Prompt:
Pull out every line below that contains the word "name".

(Dataset listings of figures)

───

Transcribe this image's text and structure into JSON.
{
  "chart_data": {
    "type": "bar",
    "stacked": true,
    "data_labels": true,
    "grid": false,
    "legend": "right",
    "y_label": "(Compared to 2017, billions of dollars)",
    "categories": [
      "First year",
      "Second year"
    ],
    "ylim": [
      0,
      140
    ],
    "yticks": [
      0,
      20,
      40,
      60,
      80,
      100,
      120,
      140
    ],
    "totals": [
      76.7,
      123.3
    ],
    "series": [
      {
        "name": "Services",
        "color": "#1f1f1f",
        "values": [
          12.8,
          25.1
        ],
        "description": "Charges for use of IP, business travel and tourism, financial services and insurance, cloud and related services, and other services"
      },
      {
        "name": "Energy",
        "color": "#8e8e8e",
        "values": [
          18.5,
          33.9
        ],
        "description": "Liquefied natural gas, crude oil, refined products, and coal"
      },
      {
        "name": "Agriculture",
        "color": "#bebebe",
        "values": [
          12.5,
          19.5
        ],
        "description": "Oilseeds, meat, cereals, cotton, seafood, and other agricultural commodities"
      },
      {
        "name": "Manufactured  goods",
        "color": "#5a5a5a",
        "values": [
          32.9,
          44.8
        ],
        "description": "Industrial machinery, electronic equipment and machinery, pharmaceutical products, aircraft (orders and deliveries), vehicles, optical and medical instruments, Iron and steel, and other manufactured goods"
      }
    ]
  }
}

───

Problem solution:
        "name": "Services",
        "name": "Energy",
        "name": "Agriculture",
        "name": "Manufactured  goods",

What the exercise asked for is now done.